** REQUIREMENT **
Pictures are not part of the copy; repeat everything else in the records exactly.

** RECORDS SHOWN **
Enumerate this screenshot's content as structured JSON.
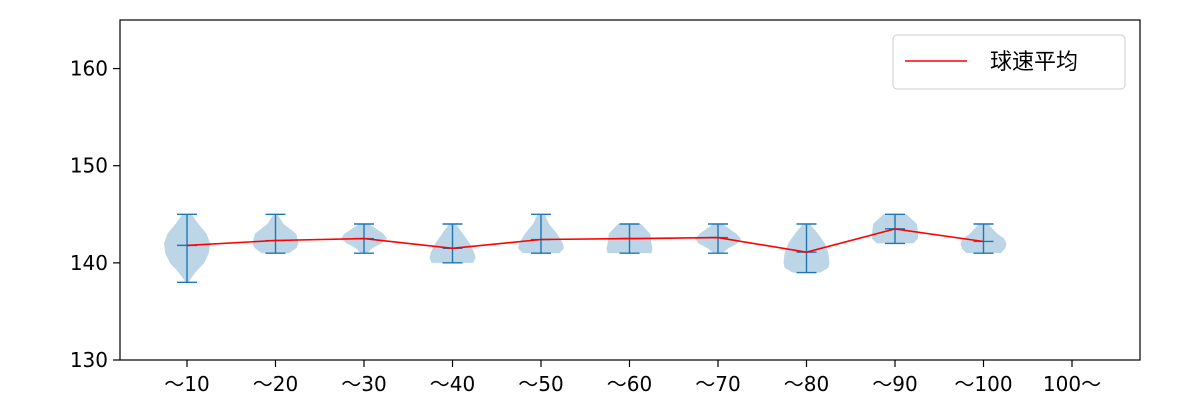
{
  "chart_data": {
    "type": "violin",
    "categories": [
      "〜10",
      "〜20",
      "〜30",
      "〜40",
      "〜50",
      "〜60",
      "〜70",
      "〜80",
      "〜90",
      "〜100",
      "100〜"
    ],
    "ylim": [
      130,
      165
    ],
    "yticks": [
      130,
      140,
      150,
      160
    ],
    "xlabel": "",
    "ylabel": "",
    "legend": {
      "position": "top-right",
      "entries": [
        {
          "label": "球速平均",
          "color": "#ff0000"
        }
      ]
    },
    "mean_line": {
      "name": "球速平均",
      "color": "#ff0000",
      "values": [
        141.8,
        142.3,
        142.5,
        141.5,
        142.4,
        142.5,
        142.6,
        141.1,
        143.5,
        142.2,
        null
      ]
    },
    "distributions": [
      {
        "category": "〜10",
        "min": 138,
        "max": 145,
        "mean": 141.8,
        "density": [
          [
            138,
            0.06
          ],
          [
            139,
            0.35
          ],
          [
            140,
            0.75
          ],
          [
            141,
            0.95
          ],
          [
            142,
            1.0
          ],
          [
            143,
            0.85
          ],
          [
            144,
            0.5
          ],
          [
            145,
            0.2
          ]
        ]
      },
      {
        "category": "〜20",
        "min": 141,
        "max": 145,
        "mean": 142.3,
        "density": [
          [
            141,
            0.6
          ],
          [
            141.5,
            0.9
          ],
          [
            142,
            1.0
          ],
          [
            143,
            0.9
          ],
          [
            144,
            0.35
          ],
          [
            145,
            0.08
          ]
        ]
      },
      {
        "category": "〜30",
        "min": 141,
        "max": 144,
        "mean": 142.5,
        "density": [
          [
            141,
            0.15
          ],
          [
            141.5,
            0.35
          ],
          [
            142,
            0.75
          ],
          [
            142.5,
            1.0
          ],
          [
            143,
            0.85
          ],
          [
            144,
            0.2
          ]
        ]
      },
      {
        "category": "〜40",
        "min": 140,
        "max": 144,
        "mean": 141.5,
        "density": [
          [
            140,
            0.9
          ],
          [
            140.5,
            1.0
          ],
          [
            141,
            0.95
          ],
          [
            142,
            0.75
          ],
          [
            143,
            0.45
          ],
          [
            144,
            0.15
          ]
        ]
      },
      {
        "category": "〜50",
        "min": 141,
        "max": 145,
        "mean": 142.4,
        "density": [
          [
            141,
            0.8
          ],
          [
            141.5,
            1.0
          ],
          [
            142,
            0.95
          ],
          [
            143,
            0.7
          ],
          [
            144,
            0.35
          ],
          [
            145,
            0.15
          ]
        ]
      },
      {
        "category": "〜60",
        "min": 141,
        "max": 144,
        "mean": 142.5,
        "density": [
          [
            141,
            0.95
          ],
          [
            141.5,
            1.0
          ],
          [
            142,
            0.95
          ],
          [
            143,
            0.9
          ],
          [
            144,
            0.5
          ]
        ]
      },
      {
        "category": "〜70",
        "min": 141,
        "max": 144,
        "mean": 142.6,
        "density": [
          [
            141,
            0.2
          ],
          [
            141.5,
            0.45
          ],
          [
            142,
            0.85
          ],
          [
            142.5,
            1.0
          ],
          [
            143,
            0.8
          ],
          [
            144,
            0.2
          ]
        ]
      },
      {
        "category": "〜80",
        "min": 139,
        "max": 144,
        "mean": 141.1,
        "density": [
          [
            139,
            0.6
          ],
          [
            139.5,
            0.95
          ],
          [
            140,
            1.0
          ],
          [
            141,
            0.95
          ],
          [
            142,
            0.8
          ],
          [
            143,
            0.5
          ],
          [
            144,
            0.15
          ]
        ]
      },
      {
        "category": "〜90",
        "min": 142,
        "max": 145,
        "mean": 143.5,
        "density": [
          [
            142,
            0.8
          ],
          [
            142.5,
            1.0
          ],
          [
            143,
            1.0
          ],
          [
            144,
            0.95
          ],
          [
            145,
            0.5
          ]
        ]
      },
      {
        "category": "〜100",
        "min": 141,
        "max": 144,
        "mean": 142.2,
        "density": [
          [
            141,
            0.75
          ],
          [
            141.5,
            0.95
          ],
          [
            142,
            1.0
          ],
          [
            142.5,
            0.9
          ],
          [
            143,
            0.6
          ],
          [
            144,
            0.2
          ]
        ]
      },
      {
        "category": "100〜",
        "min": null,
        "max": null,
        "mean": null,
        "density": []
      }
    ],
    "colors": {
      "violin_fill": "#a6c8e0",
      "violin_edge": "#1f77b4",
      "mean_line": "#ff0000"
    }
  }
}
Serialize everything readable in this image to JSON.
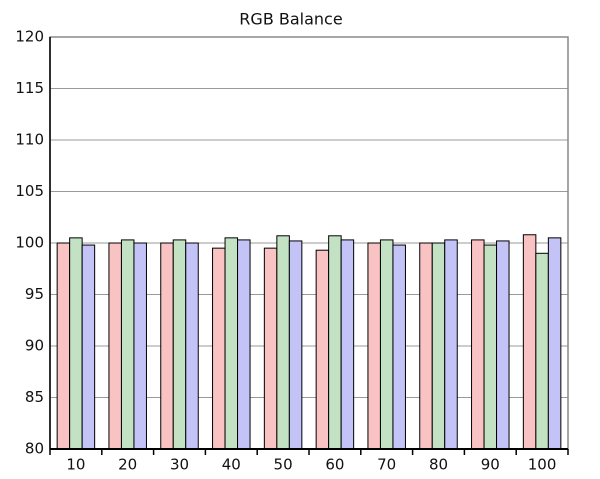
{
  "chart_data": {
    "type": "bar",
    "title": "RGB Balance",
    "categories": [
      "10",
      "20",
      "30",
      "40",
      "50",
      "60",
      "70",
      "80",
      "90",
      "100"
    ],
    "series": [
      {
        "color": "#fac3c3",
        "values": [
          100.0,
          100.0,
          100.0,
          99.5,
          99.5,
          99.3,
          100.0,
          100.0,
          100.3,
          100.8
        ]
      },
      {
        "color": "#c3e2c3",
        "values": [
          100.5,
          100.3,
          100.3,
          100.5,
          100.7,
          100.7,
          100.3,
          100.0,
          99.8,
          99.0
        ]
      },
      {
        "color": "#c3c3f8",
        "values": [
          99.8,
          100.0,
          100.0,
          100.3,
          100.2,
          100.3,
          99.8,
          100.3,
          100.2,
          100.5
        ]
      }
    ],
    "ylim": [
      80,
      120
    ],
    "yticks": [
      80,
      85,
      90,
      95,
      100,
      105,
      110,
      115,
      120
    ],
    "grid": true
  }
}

** FULL OUTPUT **
Enumerate this screenshot's content as structured JSON.
{
  "chart_data": {
    "type": "violin",
    "categories": [
      "〜10",
      "〜20",
      "〜30",
      "〜40",
      "〜50",
      "〜60",
      "〜70",
      "〜80",
      "〜90",
      "〜100",
      "100〜"
    ],
    "ylim": [
      130,
      165
    ],
    "yticks": [
      130,
      140,
      150,
      160
    ],
    "xlabel": "",
    "ylabel": "",
    "legend": {
      "position": "top-right",
      "entries": [
        {
          "label": "球速平均",
          "color": "#ff0000"
        }
      ]
    },
    "mean_line": {
      "name": "球速平均",
      "color": "#ff0000",
      "values": [
        141.8,
        142.3,
        142.5,
        141.5,
        142.4,
        142.5,
        142.6,
        141.1,
        143.5,
        142.2,
        null
      ]
    },
    "distributions": [
      {
        "category": "〜10",
        "min": 138,
        "max": 145,
        "mean": 141.8,
        "density": [
          [
            138,
            0.06
          ],
          [
            139,
            0.35
          ],
          [
            140,
            0.75
          ],
          [
            141,
            0.95
          ],
          [
            142,
            1.0
          ],
          [
            143,
            0.85
          ],
          [
            144,
            0.5
          ],
          [
            145,
            0.2
          ]
        ]
      },
      {
        "category": "〜20",
        "min": 141,
        "max": 145,
        "mean": 142.3,
        "density": [
          [
            141,
            0.6
          ],
          [
            141.5,
            0.9
          ],
          [
            142,
            1.0
          ],
          [
            143,
            0.9
          ],
          [
            144,
            0.35
          ],
          [
            145,
            0.08
          ]
        ]
      },
      {
        "category": "〜30",
        "min": 141,
        "max": 144,
        "mean": 142.5,
        "density": [
          [
            141,
            0.15
          ],
          [
            141.5,
            0.35
          ],
          [
            142,
            0.75
          ],
          [
            142.5,
            1.0
          ],
          [
            143,
            0.85
          ],
          [
            144,
            0.2
          ]
        ]
      },
      {
        "category": "〜40",
        "min": 140,
        "max": 144,
        "mean": 141.5,
        "density": [
          [
            140,
            0.9
          ],
          [
            140.5,
            1.0
          ],
          [
            141,
            0.95
          ],
          [
            142,
            0.75
          ],
          [
            143,
            0.45
          ],
          [
            144,
            0.15
          ]
        ]
      },
      {
        "category": "〜50",
        "min": 141,
        "max": 145,
        "mean": 142.4,
        "density": [
          [
            141,
            0.8
          ],
          [
            141.5,
            1.0
          ],
          [
            142,
            0.95
          ],
          [
            143,
            0.7
          ],
          [
            144,
            0.35
          ],
          [
            145,
            0.15
          ]
        ]
      },
      {
        "category": "〜60",
        "min": 141,
        "max": 144,
        "mean": 142.5,
        "density": [
          [
            141,
            0.95
          ],
          [
            141.5,
            1.0
          ],
          [
            142,
            0.95
          ],
          [
            143,
            0.9
          ],
          [
            144,
            0.5
          ]
        ]
      },
      {
        "category": "〜70",
        "min": 141,
        "max": 144,
        "mean": 142.6,
        "density": [
          [
            141,
            0.2
          ],
          [
            141.5,
            0.45
          ],
          [
            142,
            0.85
          ],
          [
            142.5,
            1.0
          ],
          [
            143,
            0.8
          ],
          [
            144,
            0.2
          ]
        ]
      },
      {
        "category": "〜80",
        "min": 139,
        "max": 144,
        "mean": 141.1,
        "density": [
          [
            139,
            0.6
          ],
          [
            139.5,
            0.95
          ],
          [
            140,
            1.0
          ],
          [
            141,
            0.95
          ],
          [
            142,
            0.8
          ],
          [
            143,
            0.5
          ],
          [
            144,
            0.15
          ]
        ]
      },
      {
        "category": "〜90",
        "min": 142,
        "max": 145,
        "mean": 143.5,
        "density": [
          [
            142,
            0.8
          ],
          [
            142.5,
            1.0
          ],
          [
            143,
            1.0
          ],
          [
            144,
            0.95
          ],
          [
            145,
            0.5
          ]
        ]
      },
      {
        "category": "〜100",
        "min": 141,
        "max": 144,
        "mean": 142.2,
        "density": [
          [
            141,
            0.75
          ],
          [
            141.5,
            0.95
          ],
          [
            142,
            1.0
          ],
          [
            142.5,
            0.9
          ],
          [
            143,
            0.6
          ],
          [
            144,
            0.2
          ]
        ]
      },
      {
        "category": "100〜",
        "min": null,
        "max": null,
        "mean": null,
        "density": []
      }
    ],
    "colors": {
      "violin_fill": "#a6c8e0",
      "violin_edge": "#1f77b4",
      "mean_line": "#ff0000"
    }
  }
}
Serialize everything readable in this image to JSON.
{
  "chart_data": {
    "type": "bar",
    "title": "RGB Balance",
    "categories": [
      "10",
      "20",
      "30",
      "40",
      "50",
      "60",
      "70",
      "80",
      "90",
      "100"
    ],
    "series": [
      {
        "color": "#fac3c3",
        "values": [
          100.0,
          100.0,
          100.0,
          99.5,
          99.5,
          99.3,
          100.0,
          100.0,
          100.3,
          100.8
        ]
      },
      {
        "color": "#c3e2c3",
        "values": [
          100.5,
          100.3,
          100.3,
          100.5,
          100.7,
          100.7,
          100.3,
          100.0,
          99.8,
          99.0
        ]
      },
      {
        "color": "#c3c3f8",
        "values": [
          99.8,
          100.0,
          100.0,
          100.3,
          100.2,
          100.3,
          99.8,
          100.3,
          100.2,
          100.5
        ]
      }
    ],
    "ylim": [
      80,
      120
    ],
    "yticks": [
      80,
      85,
      90,
      95,
      100,
      105,
      110,
      115,
      120
    ],
    "grid": true
  }
}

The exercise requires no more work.